> [Trecho do documento]
--*--
Nada surpreendente, porque a notícia exclusiva de LivreMercado, repassada para toda mídia através da newsletter LivreMercadoOnLine, de que a morte do sequestrador Dionísio de Aquino Severo foi mesmo ação do PCC (Primeiro Comando da Capital), sem qualquer relação com o caso Celso Daniel, simplesmente ganhou a lata do lixo.


 


Dionísio foi peça-chave da interpretação acusatória do Ministério Público na denúncia que culminou na prisão preventiva de Sérgio Gomes da Silva. O inquérito policial, à parte do caso Celso Daniel, simplesmente remete a apuração do Ministério Público para a linha de fogo do esvaziamento investigativo, como fizera anteriormente o trabalho de 10 delegados e 32 investigadores da Polícia Civil paulista que atuaram no primeiro inquérito, em 2002. E também a investigação da Polícia Federal em período semelhante.


 


Entregar o caso Celso Daniel ao esquecimento é a forma com que espertamente a mídia procurará livrar-se de indesejável e muito mais abrasivo ônus que o emblemático caso da Escola Base, cujos proprietários, afoitamente condenados por autoridades policiais, promotores criminais e Imprensa, encontram em indenizações financeiras automáticas decididas pela Justiça consolo para danos morais e financeiros. Denunciado pelo Ministério Público e preso preventivamente durante oito meses por decisão do juiz de Itapecerica da Serra, local onde o corpo de Celso Daniel foi encontrado, o empresário Sérgio Gomes da Silva vive acuado. Raramente é visto em público.  


 


 


Outra história


Não era exatamente assim que a mídia sempre interessada em desgraça gostaria que fosse o enredo do internamento hospitalar de Sérgio Gomes da Silva no final do mês passado. O vazamento da informação de que Sérgio Gomes estava internado no Hospital Santa Catarina, na Capital, provocou corre-corre de jornalistas. Mas perdeu fluxo quando a assessoria de Imprensa do hospital anunciou que o primeiro-amigo de Celso Daniel foi vítima de princípio de enfarte. É claro que o impacto foi reduzido. Esperava-se, no contexto de demonização de que Sérgio Gomes é alvo há cinco anos, que ele tivesse participado de algum incidente que corroborasse com a tese de que é violento.
--*--
> [Dados em análise]
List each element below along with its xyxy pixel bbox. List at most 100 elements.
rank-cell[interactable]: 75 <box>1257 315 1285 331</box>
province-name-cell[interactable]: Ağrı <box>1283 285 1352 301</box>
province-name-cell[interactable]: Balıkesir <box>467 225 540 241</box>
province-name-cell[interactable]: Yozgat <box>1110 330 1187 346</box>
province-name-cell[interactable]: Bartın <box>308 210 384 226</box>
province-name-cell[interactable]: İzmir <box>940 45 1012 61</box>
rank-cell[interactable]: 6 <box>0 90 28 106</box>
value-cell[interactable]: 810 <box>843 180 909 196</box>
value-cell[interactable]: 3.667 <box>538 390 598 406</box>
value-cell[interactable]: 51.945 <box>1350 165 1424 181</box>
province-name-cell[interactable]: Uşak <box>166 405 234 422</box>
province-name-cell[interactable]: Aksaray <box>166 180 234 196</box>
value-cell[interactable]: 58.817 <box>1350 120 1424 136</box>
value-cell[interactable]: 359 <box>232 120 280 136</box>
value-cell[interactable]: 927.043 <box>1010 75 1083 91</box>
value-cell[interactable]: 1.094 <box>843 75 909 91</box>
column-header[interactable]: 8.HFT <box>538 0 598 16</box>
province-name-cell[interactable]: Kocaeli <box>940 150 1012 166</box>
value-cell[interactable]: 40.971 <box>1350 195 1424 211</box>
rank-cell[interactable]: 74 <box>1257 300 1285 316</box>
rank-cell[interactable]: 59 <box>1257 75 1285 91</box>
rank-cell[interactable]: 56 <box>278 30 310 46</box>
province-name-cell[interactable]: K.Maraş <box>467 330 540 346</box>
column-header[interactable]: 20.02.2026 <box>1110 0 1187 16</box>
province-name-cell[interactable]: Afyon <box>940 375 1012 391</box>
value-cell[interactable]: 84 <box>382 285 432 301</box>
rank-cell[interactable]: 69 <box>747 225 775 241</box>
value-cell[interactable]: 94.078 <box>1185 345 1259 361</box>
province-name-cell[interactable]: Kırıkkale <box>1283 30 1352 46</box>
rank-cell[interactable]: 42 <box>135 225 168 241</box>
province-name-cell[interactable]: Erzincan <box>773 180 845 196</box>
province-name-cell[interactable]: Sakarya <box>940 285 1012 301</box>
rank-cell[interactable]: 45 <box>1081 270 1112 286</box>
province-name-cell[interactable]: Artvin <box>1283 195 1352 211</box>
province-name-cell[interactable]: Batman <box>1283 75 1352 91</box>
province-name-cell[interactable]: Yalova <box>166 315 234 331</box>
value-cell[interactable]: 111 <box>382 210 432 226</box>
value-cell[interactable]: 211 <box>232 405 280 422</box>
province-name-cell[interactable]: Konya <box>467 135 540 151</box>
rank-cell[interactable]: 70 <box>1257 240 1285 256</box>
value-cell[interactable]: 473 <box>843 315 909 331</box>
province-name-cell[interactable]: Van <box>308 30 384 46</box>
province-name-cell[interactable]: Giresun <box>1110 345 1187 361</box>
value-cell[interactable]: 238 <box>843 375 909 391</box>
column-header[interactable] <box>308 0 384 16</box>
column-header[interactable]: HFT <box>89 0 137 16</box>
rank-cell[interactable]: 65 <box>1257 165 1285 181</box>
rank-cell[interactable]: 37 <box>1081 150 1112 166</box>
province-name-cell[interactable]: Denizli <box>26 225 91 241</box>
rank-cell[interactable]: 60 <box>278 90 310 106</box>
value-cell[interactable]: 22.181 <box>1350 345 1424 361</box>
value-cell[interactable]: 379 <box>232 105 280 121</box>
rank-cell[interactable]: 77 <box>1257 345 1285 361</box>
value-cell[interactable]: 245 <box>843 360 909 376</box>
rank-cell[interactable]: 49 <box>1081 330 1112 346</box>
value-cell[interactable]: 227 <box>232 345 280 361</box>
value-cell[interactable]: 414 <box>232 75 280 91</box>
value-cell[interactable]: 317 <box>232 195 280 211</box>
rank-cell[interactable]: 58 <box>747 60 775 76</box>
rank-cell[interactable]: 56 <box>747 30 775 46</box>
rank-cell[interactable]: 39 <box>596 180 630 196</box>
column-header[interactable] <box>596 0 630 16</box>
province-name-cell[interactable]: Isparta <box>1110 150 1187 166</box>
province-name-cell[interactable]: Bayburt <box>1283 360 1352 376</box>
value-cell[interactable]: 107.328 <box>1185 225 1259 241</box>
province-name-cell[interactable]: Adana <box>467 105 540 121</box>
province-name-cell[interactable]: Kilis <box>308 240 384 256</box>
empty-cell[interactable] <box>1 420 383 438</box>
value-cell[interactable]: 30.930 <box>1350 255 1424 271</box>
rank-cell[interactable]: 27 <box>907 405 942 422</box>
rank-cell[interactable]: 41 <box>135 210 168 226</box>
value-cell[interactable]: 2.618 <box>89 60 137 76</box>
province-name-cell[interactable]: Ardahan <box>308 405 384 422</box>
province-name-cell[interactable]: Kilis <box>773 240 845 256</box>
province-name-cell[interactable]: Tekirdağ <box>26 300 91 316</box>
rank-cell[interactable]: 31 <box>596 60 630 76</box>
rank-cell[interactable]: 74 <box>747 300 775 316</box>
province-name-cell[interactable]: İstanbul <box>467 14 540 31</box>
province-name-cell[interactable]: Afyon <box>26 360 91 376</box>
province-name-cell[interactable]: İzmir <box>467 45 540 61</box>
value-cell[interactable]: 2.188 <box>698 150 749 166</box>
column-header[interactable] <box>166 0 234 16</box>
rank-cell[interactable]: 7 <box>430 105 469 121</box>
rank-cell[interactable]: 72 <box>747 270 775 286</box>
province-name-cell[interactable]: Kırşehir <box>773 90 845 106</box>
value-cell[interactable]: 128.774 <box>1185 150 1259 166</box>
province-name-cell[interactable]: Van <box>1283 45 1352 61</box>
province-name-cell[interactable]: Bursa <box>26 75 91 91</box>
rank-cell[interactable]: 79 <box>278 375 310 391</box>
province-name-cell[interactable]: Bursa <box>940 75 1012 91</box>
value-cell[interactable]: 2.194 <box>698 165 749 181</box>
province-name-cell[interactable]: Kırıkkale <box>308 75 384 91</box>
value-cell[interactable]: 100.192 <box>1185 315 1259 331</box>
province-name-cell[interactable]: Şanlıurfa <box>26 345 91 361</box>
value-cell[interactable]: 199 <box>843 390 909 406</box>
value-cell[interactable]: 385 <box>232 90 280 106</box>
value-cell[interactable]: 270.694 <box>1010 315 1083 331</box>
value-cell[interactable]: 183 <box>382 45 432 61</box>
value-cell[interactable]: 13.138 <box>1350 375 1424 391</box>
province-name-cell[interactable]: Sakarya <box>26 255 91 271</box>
--*--
> [Instruções da tarefa] Transcreva sem alterações, no texto sobre o caso Celso Daniel, a passagem que vai de "Dionísio foi peça-chave" até "em período semelhante.", incluindo ambos.

> [Resultado da tarefa]
Dionísio foi peça-chave da interpretação acusatória do Ministério Público na denúncia que culminou na prisão preventiva de Sérgio Gomes da Silva. O inquérito policial, à parte do caso Celso Daniel, simplesmente remete a apuração do Ministério Público para a linha de fogo do esvaziamento investigativo, como fizera anteriormente o trabalho de 10 delegados e 32 investigadores da Polícia Civil paulista que atuaram no primeiro inquérito, em 2002. E também a investigação da Polícia Federal em período semelhante.